YOUR OBJECTIVE — Give only the number of lines in these records that contain the word "discharge".

--- start ---

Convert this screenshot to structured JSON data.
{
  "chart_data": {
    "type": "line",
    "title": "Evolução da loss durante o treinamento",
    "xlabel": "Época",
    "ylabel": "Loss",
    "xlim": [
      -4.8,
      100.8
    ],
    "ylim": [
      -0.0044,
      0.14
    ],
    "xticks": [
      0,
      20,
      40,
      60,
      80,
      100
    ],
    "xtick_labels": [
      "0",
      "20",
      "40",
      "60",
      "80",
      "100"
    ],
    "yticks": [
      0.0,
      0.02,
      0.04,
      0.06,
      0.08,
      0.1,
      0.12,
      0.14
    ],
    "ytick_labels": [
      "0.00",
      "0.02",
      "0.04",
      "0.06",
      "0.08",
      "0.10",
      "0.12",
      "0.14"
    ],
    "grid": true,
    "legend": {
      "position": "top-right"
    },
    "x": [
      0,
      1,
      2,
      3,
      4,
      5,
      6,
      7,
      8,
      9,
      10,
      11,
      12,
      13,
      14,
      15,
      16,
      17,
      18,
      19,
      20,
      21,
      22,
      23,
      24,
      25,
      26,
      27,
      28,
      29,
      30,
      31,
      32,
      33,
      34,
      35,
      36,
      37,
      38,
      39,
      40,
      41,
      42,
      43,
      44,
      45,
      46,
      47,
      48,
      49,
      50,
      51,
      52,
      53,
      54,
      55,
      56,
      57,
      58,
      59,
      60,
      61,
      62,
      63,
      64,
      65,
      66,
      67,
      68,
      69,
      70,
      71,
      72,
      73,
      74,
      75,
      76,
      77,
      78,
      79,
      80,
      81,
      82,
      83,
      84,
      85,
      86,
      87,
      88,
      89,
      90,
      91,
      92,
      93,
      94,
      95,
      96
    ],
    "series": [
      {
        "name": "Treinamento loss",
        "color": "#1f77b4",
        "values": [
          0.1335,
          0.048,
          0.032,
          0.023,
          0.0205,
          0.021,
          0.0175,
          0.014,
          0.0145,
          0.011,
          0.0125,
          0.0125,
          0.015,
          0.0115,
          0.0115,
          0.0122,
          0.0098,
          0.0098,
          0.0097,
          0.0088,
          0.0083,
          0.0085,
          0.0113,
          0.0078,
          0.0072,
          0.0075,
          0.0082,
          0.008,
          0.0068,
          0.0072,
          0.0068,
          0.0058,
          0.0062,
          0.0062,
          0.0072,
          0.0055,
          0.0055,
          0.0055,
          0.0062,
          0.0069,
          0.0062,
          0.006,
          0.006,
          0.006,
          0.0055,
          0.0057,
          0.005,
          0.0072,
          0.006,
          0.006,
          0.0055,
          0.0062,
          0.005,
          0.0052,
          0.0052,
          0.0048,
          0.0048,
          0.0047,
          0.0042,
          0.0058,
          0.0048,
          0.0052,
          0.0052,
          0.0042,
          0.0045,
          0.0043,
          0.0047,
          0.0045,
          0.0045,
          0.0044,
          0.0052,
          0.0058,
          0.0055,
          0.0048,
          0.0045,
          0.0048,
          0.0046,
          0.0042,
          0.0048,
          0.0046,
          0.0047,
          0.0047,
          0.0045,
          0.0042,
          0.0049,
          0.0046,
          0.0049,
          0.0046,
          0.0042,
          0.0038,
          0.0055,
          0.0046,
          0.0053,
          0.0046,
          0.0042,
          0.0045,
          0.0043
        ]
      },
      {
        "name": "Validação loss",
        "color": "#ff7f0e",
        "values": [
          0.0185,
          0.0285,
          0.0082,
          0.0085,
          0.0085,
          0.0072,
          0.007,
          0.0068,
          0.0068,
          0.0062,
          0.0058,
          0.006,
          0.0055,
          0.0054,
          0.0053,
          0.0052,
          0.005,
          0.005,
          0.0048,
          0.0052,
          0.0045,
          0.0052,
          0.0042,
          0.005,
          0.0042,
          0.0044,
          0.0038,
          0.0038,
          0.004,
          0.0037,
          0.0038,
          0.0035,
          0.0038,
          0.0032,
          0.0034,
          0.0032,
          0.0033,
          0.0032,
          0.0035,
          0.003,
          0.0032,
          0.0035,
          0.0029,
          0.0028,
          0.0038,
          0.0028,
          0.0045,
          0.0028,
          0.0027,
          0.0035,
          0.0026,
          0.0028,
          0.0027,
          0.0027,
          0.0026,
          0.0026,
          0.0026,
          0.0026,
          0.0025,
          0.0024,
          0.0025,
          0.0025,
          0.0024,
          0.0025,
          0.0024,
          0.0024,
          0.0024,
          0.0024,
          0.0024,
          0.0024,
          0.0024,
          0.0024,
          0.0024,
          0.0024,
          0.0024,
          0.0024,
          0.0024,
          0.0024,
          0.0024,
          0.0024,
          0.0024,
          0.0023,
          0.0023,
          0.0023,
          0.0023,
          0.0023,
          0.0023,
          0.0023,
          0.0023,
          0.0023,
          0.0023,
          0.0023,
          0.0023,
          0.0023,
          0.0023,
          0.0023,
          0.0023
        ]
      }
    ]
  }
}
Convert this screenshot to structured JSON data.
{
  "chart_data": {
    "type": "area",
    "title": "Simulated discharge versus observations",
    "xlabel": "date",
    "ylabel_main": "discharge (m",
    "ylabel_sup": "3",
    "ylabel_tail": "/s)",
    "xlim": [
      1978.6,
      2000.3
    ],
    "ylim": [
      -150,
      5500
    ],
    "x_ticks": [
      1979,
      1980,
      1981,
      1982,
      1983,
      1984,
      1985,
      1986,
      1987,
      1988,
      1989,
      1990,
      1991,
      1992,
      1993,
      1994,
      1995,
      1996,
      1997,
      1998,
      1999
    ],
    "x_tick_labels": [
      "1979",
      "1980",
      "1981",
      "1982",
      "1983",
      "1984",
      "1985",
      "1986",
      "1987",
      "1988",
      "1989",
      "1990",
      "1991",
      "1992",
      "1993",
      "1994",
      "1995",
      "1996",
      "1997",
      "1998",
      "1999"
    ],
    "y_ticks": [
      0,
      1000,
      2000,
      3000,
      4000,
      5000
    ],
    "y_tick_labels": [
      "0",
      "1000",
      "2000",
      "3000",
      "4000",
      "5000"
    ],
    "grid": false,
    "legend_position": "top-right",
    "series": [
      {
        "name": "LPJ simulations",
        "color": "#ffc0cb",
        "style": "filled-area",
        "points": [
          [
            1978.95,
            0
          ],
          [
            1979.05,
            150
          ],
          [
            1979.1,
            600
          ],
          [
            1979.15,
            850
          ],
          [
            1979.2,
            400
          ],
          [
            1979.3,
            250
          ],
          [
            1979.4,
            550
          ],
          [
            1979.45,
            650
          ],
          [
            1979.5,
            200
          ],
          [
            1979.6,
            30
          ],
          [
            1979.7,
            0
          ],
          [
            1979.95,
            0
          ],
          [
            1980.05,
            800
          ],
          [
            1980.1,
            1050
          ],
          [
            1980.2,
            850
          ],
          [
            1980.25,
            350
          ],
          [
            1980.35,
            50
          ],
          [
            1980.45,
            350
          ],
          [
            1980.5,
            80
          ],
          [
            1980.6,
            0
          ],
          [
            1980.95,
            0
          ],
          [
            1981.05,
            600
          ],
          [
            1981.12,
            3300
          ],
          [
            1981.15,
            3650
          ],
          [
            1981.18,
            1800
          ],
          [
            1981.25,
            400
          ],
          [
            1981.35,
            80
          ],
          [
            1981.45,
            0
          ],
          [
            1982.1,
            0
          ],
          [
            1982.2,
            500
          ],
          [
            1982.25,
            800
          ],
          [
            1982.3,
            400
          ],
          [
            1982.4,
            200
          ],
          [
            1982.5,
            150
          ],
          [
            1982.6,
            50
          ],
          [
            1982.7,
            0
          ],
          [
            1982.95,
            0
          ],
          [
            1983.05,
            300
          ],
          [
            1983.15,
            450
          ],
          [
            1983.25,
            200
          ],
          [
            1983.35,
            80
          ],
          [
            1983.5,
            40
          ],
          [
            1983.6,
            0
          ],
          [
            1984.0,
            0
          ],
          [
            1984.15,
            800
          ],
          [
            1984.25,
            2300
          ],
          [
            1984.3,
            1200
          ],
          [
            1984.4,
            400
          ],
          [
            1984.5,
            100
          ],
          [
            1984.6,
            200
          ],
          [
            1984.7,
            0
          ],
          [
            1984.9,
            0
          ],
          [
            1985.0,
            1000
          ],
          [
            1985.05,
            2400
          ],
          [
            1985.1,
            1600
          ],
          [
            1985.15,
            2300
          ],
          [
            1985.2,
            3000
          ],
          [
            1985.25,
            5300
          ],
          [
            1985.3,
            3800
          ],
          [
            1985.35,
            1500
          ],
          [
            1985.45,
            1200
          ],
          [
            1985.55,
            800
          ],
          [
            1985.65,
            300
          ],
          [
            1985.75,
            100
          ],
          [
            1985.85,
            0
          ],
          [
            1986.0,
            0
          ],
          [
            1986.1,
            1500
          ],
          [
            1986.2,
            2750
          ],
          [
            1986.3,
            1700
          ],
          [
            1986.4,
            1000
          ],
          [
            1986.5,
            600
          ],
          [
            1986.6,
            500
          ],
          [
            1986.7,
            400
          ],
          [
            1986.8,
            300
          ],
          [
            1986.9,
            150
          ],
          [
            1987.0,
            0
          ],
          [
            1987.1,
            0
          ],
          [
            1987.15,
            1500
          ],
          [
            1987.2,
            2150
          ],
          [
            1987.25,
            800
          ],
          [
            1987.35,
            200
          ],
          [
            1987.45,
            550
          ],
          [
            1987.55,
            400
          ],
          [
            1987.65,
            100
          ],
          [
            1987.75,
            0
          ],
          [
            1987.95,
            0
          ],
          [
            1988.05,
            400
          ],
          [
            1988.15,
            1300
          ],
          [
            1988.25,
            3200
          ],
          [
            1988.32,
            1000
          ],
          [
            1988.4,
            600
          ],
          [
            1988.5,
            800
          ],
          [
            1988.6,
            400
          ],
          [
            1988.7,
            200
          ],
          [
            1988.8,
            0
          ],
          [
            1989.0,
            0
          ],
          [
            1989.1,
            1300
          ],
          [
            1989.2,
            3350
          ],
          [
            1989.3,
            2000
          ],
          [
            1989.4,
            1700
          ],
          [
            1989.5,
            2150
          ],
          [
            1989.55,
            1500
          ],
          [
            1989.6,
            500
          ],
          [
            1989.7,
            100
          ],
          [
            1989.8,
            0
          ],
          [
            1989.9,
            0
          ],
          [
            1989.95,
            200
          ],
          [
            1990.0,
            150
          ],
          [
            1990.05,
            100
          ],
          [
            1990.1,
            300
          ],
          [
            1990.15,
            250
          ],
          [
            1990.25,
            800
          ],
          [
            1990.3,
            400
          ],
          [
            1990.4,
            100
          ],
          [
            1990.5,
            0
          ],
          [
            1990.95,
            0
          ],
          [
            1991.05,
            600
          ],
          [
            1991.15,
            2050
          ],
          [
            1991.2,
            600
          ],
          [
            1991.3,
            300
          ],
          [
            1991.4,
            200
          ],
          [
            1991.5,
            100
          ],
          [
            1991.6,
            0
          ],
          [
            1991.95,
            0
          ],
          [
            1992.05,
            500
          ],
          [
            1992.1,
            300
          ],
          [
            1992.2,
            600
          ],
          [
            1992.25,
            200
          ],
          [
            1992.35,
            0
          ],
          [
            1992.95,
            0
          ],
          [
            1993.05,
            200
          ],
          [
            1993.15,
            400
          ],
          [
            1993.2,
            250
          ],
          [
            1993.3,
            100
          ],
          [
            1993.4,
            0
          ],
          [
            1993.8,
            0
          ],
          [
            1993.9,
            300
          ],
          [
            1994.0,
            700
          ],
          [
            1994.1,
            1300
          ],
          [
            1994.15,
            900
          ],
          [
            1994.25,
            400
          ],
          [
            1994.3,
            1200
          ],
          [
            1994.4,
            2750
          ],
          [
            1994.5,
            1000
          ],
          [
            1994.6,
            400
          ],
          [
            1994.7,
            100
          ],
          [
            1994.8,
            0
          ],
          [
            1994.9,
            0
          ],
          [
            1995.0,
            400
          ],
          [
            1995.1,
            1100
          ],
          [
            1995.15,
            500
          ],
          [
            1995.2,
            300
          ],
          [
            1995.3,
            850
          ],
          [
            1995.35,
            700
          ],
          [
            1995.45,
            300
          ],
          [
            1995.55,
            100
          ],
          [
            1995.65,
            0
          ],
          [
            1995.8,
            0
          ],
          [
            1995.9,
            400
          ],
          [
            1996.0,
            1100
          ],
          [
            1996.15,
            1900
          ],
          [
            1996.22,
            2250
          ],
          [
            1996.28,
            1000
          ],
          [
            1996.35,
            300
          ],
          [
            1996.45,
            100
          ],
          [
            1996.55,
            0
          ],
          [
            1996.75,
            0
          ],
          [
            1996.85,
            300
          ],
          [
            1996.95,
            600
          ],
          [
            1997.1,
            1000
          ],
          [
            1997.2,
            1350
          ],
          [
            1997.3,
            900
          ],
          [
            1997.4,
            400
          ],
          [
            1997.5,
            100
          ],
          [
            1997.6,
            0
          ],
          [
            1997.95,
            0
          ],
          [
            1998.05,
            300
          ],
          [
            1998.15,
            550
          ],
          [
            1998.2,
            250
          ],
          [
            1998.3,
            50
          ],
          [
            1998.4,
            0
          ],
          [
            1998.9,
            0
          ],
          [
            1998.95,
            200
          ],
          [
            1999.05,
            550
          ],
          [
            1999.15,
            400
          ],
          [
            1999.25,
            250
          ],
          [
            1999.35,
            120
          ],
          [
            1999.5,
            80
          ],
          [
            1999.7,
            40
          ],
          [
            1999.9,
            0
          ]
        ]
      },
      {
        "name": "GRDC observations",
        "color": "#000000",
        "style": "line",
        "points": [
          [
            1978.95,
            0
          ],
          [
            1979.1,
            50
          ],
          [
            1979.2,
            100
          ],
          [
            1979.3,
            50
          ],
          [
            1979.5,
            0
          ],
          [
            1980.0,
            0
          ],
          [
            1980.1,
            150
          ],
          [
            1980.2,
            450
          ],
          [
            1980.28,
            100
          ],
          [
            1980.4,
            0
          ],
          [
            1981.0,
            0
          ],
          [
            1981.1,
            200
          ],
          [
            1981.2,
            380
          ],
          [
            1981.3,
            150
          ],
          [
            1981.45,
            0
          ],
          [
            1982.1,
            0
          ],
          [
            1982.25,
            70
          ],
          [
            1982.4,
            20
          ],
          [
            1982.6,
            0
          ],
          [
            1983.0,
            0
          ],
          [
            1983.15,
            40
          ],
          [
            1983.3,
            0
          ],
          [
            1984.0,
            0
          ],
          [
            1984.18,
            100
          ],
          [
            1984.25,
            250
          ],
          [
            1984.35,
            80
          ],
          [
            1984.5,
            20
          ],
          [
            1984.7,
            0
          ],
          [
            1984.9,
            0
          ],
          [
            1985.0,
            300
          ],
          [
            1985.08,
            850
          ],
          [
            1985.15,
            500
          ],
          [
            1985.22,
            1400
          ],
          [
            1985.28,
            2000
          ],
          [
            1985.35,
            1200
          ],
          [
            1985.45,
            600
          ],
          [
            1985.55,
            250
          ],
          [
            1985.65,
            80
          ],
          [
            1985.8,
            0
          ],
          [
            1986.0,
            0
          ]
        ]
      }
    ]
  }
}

--- end ---

FULL ANSWER — 2